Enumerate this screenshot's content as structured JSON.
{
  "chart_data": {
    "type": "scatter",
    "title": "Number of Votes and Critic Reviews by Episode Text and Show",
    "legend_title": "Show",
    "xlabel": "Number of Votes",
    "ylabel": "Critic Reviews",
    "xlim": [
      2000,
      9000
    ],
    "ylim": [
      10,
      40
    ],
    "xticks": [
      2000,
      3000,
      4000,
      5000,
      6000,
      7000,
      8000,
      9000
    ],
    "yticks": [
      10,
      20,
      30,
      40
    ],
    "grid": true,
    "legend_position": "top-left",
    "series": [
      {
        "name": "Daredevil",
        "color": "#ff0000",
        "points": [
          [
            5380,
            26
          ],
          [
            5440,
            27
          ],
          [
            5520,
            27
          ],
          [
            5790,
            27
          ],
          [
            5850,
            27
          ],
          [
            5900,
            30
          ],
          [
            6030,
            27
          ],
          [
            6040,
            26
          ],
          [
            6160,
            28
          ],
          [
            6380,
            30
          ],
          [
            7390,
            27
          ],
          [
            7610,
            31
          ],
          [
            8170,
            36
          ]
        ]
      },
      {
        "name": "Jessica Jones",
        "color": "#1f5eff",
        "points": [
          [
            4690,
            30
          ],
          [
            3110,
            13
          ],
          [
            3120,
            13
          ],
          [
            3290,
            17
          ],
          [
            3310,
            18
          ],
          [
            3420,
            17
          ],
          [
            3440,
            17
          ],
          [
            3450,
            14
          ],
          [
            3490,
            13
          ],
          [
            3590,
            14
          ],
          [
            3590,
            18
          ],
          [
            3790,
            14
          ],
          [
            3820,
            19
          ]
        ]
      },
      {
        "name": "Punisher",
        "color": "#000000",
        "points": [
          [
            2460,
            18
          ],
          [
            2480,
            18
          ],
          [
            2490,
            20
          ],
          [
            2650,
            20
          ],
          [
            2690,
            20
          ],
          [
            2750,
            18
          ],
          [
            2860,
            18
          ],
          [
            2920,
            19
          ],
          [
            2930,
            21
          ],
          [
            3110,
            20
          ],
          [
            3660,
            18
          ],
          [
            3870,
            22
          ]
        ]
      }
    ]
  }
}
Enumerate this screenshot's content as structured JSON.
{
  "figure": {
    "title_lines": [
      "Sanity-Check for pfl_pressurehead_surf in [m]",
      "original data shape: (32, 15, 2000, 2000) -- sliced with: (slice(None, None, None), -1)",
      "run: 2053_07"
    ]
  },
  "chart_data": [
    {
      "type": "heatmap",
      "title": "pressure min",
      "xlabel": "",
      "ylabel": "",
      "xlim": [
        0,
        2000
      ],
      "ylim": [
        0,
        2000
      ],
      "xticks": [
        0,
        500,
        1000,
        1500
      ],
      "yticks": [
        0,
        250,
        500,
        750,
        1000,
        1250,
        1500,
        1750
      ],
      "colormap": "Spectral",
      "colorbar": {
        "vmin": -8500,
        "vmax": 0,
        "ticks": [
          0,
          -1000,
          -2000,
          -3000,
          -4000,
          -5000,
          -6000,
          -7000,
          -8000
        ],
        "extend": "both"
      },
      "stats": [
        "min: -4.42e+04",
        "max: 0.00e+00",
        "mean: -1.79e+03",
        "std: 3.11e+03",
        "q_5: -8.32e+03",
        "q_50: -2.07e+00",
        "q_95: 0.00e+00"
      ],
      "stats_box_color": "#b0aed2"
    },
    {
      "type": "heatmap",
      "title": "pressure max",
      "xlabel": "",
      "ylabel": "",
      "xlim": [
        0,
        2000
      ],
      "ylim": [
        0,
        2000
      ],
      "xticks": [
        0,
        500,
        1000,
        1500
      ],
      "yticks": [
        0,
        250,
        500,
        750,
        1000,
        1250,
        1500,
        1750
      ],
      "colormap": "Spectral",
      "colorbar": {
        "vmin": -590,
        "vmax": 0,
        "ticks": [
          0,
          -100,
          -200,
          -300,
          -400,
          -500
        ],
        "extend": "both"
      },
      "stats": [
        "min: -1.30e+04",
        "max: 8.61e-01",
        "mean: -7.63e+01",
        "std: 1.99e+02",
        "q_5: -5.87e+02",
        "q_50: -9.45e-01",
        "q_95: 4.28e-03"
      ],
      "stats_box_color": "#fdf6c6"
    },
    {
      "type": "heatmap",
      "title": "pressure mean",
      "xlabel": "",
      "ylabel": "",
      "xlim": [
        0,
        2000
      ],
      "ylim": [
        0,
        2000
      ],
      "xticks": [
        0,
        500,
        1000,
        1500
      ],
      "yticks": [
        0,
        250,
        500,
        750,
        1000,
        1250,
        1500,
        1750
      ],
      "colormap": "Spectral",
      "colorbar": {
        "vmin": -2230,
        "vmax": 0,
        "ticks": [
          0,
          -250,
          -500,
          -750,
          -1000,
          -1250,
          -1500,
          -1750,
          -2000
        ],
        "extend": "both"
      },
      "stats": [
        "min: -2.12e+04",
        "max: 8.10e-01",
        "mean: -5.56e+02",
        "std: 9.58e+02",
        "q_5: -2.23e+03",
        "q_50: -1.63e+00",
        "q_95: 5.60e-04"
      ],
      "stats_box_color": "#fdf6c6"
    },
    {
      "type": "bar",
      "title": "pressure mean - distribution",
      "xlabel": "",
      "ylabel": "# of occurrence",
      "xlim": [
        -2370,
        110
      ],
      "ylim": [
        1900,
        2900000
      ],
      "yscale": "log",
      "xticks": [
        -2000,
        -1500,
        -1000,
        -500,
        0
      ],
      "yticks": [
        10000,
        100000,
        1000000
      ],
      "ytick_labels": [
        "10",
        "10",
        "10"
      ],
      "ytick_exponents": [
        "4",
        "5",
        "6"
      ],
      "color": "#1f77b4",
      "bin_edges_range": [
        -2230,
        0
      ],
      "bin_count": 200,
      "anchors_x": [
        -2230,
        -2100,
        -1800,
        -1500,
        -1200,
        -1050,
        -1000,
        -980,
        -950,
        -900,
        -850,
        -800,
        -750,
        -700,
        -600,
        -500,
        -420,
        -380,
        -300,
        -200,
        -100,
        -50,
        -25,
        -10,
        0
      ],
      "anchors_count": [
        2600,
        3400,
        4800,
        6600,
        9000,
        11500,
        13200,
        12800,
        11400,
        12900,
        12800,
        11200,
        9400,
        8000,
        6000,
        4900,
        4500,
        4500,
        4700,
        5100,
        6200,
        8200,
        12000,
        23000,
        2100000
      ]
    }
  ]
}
■ ■ ■
» Directions
Every line of the data above should be copied exactly.

» The answer
Enumerate this screenshot's content as structured JSON.
{
  "chart_data": {
    "type": "scatter",
    "title": "Number of Votes and Critic Reviews by Episode Text and Show",
    "legend_title": "Show",
    "xlabel": "Number of Votes",
    "ylabel": "Critic Reviews",
    "xlim": [
      2000,
      9000
    ],
    "ylim": [
      10,
      40
    ],
    "xticks": [
      2000,
      3000,
      4000,
      5000,
      6000,
      7000,
      8000,
      9000
    ],
    "yticks": [
      10,
      20,
      30,
      40
    ],
    "grid": true,
    "legend_position": "top-left",
    "series": [
      {
        "name": "Daredevil",
        "color": "#ff0000",
        "points": [
          [
            5380,
            26
          ],
          [
            5440,
            27
          ],
          [
            5520,
            27
          ],
          [
            5790,
            27
          ],
          [
            5850,
            27
          ],
          [
            5900,
            30
          ],
          [
            6030,
            27
          ],
          [
            6040,
            26
          ],
          [
            6160,
            28
          ],
          [
            6380,
            30
          ],
          [
            7390,
            27
          ],
          [
            7610,
            31
          ],
          [
            8170,
            36
          ]
        ]
      },
      {
        "name": "Jessica Jones",
        "color": "#1f5eff",
        "points": [
          [
            4690,
            30
          ],
          [
            3110,
            13
          ],
          [
            3120,
            13
          ],
          [
            3290,
            17
          ],
          [
            3310,
            18
          ],
          [
            3420,
            17
          ],
          [
            3440,
            17
          ],
          [
            3450,
            14
          ],
          [
            3490,
            13
          ],
          [
            3590,
            14
          ],
          [
            3590,
            18
          ],
          [
            3790,
            14
          ],
          [
            3820,
            19
          ]
        ]
      },
      {
        "name": "Punisher",
        "color": "#000000",
        "points": [
          [
            2460,
            18
          ],
          [
            2480,
            18
          ],
          [
            2490,
            20
          ],
          [
            2650,
            20
          ],
          [
            2690,
            20
          ],
          [
            2750,
            18
          ],
          [
            2860,
            18
          ],
          [
            2920,
            19
          ],
          [
            2930,
            21
          ],
          [
            3110,
            20
          ],
          [
            3660,
            18
          ],
          [
            3870,
            22
          ]
        ]
      }
    ]
  }
}
Enumerate this screenshot's content as structured JSON.
{
  "figure": {
    "title_lines": [
      "Sanity-Check for pfl_pressurehead_surf in [m]",
      "original data shape: (32, 15, 2000, 2000) -- sliced with: (slice(None, None, None), -1)",
      "run: 2053_07"
    ]
  },
  "chart_data": [
    {
      "type": "heatmap",
      "title": "pressure min",
      "xlabel": "",
      "ylabel": "",
      "xlim": [
        0,
        2000
      ],
      "ylim": [
        0,
        2000
      ],
      "xticks": [
        0,
        500,
        1000,
        1500
      ],
      "yticks": [
        0,
        250,
        500,
        750,
        1000,
        1250,
        1500,
        1750
      ],
      "colormap": "Spectral",
      "colorbar": {
        "vmin": -8500,
        "vmax": 0,
        "ticks": [
          0,
          -1000,
          -2000,
          -3000,
          -4000,
          -5000,
          -6000,
          -7000,
          -8000
        ],
        "extend": "both"
      },
      "stats": [
        "min: -4.42e+04",
        "max: 0.00e+00",
        "mean: -1.79e+03",
        "std: 3.11e+03",
        "q_5: -8.32e+03",
        "q_50: -2.07e+00",
        "q_95: 0.00e+00"
      ],
      "stats_box_color": "#b0aed2"
    },
    {
      "type": "heatmap",
      "title": "pressure max",
      "xlabel": "",
      "ylabel": "",
      "xlim": [
        0,
        2000
      ],
      "ylim": [
        0,
        2000
      ],
      "xticks": [
        0,
        500,
        1000,
        1500
      ],
      "yticks": [
        0,
        250,
        500,
        750,
        1000,
        1250,
        1500,
        1750
      ],
      "colormap": "Spectral",
      "colorbar": {
        "vmin": -590,
        "vmax": 0,
        "ticks": [
          0,
          -100,
          -200,
          -300,
          -400,
          -500
        ],
        "extend": "both"
      },
      "stats": [
        "min: -1.30e+04",
        "max: 8.61e-01",
        "mean: -7.63e+01",
        "std: 1.99e+02",
        "q_5: -5.87e+02",
        "q_50: -9.45e-01",
        "q_95: 4.28e-03"
      ],
      "stats_box_color": "#fdf6c6"
    },
    {
      "type": "heatmap",
      "title": "pressure mean",
      "xlabel": "",
      "ylabel": "",
      "xlim": [
        0,
        2000
      ],
      "ylim": [
        0,
        2000
      ],
      "xticks": [
        0,
        500,
        1000,
        1500
      ],
      "yticks": [
        0,
        250,
        500,
        750,
        1000,
        1250,
        1500,
        1750
      ],
      "colormap": "Spectral",
      "colorbar": {
        "vmin": -2230,
        "vmax": 0,
        "ticks": [
          0,
          -250,
          -500,
          -750,
          -1000,
          -1250,
          -1500,
          -1750,
          -2000
        ],
        "extend": "both"
      },
      "stats": [
        "min: -2.12e+04",
        "max: 8.10e-01",
        "mean: -5.56e+02",
        "std: 9.58e+02",
        "q_5: -2.23e+03",
        "q_50: -1.63e+00",
        "q_95: 5.60e-04"
      ],
      "stats_box_color": "#fdf6c6"
    },
    {
      "type": "bar",
      "title": "pressure mean - distribution",
      "xlabel": "",
      "ylabel": "# of occurrence",
      "xlim": [
        -2370,
        110
      ],
      "ylim": [
        1900,
        2900000
      ],
      "yscale": "log",
      "xticks": [
        -2000,
        -1500,
        -1000,
        -500,
        0
      ],
      "yticks": [
        10000,
        100000,
        1000000
      ],
      "ytick_labels": [
        "10",
        "10",
        "10"
      ],
      "ytick_exponents": [
        "4",
        "5",
        "6"
      ],
      "color": "#1f77b4",
      "bin_edges_range": [
        -2230,
        0
      ],
      "bin_count": 200,
      "anchors_x": [
        -2230,
        -2100,
        -1800,
        -1500,
        -1200,
        -1050,
        -1000,
        -980,
        -950,
        -900,
        -850,
        -800,
        -750,
        -700,
        -600,
        -500,
        -420,
        -380,
        -300,
        -200,
        -100,
        -50,
        -25,
        -10,
        0
      ],
      "anchors_count": [
        2600,
        3400,
        4800,
        6600,
        9000,
        11500,
        13200,
        12800,
        11400,
        12900,
        12800,
        11200,
        9400,
        8000,
        6000,
        4900,
        4500,
        4500,
        4700,
        5100,
        6200,
        8200,
        12000,
        23000,
        2100000
      ]
    }
  ]
}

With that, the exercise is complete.